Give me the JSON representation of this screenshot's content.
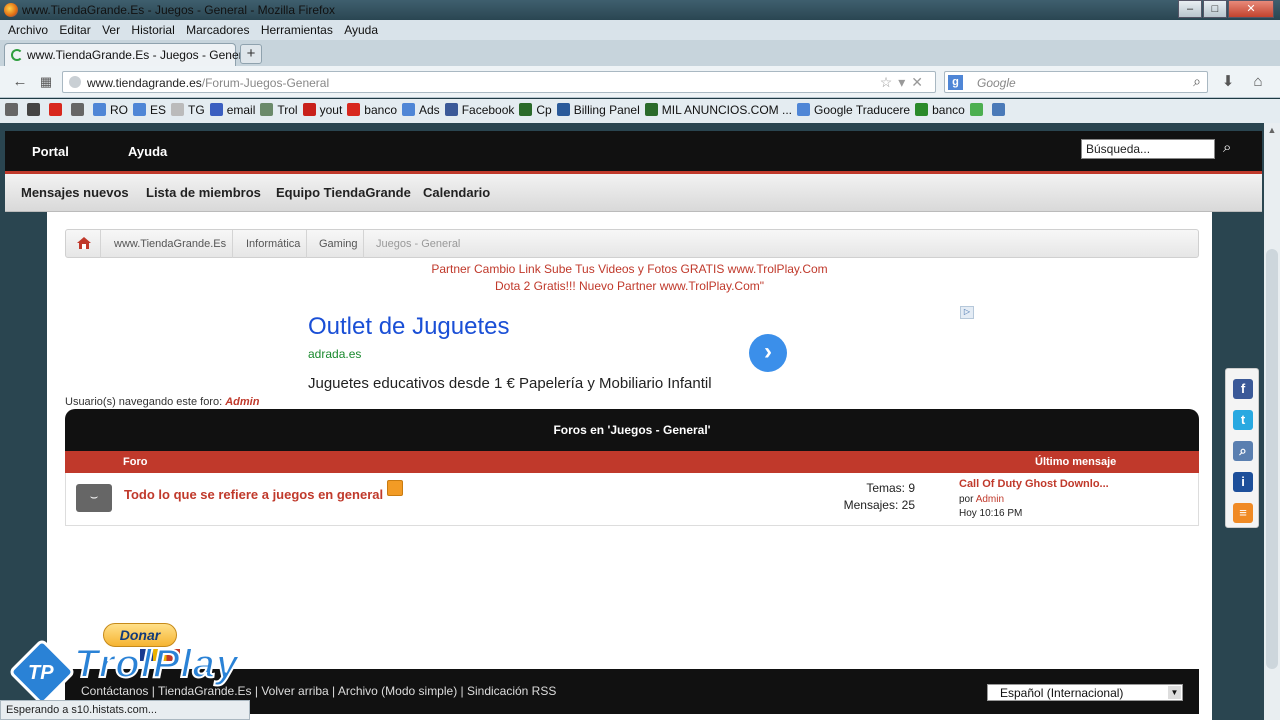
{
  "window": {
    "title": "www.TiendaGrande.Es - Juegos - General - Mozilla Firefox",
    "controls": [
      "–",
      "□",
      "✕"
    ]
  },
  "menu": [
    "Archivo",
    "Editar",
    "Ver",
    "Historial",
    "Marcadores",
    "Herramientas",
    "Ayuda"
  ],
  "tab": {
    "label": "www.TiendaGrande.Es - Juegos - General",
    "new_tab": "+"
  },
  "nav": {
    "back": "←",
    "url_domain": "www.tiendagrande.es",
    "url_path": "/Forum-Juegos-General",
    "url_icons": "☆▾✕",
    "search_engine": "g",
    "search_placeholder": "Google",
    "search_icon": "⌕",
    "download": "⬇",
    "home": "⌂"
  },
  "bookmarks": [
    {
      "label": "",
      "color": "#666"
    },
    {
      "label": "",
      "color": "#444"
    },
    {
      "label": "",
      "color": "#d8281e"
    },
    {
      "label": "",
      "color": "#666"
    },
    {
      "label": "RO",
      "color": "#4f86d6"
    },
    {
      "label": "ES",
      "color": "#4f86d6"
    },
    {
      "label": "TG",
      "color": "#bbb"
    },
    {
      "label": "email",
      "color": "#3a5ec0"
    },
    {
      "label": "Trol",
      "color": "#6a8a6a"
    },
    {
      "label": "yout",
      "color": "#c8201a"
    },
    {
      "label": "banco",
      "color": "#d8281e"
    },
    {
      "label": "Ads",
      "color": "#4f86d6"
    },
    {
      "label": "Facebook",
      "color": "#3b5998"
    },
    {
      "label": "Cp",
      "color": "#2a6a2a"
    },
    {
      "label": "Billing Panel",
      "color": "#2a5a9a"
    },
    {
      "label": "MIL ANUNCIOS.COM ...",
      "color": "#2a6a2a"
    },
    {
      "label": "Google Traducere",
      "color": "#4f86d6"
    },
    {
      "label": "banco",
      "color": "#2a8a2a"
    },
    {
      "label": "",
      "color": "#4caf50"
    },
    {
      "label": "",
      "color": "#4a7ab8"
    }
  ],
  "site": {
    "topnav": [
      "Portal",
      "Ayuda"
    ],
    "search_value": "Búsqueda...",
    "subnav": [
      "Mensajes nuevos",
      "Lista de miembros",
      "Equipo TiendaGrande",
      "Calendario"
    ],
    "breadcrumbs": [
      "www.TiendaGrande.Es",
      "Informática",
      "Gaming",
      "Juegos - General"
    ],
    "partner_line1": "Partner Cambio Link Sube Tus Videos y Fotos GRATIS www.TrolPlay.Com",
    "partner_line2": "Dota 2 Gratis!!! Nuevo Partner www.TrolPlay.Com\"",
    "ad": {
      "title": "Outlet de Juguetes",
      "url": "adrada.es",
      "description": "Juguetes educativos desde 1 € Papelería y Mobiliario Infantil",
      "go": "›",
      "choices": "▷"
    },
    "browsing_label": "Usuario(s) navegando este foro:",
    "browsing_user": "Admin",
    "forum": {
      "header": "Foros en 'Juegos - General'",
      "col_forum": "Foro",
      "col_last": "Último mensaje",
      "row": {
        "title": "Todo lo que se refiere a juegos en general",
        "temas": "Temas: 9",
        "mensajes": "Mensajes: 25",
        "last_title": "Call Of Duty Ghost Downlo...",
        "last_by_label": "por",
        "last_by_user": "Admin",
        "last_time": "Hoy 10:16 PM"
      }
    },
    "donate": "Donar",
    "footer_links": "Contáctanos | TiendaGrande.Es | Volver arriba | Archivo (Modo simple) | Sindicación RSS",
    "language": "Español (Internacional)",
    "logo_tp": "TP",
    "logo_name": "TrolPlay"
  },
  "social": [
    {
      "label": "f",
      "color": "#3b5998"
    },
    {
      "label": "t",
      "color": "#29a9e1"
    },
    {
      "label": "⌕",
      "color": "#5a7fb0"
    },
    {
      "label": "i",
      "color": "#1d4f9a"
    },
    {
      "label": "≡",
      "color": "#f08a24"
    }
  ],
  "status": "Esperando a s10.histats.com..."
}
--
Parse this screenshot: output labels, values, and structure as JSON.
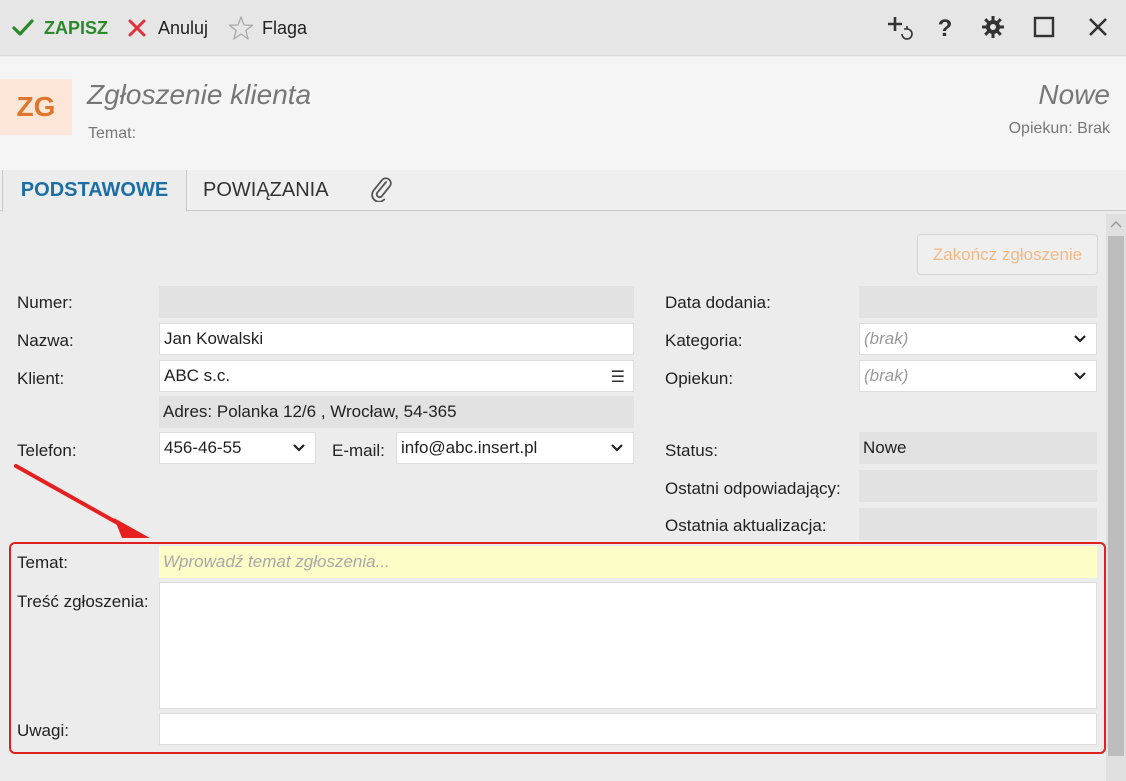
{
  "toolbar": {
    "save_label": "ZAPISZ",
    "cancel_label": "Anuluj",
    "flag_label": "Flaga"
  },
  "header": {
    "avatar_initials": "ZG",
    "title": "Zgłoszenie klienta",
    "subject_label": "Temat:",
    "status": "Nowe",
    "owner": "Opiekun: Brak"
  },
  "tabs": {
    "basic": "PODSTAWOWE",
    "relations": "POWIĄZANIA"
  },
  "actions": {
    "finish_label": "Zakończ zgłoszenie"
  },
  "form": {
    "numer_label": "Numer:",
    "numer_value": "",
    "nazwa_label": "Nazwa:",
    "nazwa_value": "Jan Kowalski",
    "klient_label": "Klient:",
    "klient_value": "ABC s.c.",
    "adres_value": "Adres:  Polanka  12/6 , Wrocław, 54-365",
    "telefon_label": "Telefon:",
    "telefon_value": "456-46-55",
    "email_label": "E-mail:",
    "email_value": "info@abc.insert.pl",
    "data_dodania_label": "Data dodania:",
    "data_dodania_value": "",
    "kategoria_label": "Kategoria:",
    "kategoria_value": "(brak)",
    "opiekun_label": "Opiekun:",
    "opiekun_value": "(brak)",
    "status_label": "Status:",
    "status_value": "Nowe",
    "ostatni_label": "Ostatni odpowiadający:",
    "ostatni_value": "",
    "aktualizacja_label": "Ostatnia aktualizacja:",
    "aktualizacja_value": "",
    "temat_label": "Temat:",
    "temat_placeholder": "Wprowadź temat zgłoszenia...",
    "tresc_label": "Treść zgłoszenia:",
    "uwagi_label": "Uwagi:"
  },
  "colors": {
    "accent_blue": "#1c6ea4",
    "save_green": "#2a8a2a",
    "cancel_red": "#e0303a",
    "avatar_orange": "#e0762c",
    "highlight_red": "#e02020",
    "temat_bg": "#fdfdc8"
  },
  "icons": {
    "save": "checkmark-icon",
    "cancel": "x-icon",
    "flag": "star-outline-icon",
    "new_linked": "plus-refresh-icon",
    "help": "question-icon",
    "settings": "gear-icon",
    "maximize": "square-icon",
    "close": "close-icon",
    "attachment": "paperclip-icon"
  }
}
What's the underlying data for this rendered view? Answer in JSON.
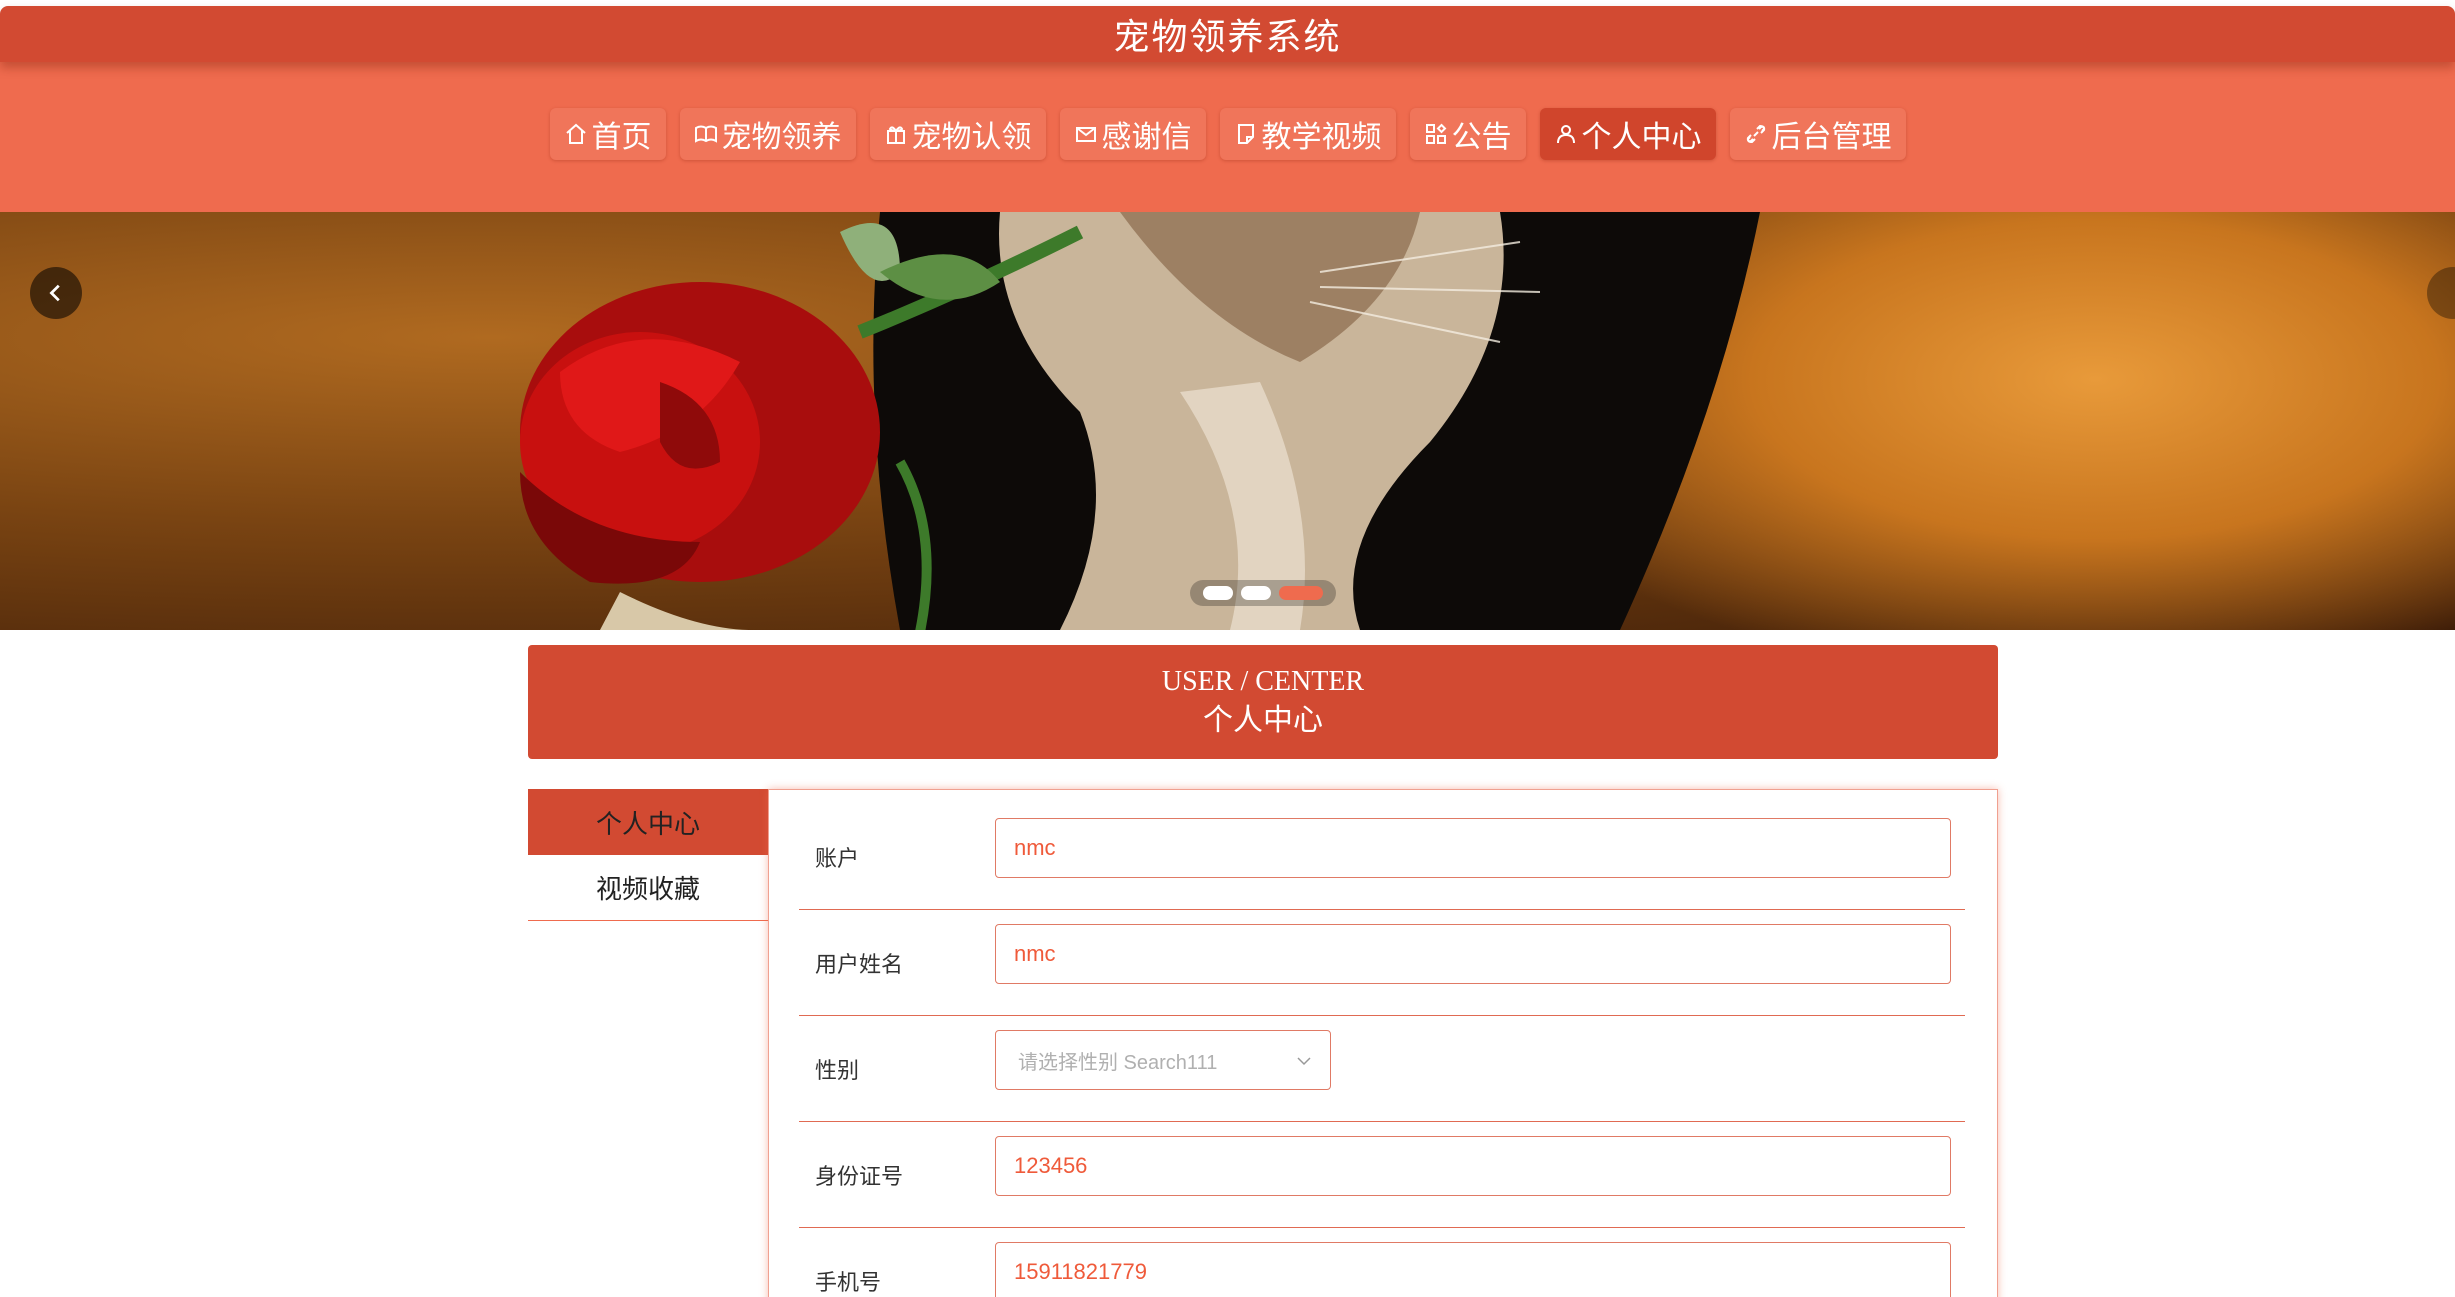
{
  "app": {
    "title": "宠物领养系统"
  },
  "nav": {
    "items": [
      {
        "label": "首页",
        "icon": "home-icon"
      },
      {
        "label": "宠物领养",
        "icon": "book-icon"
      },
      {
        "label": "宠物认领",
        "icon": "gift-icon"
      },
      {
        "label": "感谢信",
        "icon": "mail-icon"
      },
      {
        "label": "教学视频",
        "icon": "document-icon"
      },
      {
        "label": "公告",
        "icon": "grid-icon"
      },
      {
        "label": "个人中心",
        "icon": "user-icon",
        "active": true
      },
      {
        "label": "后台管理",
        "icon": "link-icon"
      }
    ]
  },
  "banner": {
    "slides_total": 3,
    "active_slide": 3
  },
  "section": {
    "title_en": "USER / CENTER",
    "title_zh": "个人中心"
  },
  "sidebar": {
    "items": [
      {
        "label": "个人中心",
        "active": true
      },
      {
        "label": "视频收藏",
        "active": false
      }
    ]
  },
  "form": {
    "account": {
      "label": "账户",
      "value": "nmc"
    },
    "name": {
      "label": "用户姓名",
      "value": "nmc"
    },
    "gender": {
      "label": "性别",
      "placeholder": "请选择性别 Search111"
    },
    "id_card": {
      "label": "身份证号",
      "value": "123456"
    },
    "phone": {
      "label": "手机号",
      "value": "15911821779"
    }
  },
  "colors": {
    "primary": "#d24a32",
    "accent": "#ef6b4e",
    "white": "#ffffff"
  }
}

Your task:
Write out every line of the entries that holds the word "screenshot".

Reply:
Give me the JSON representation of this screenshot's content.
Parse this screenshot: output labels, values, and structure as JSON.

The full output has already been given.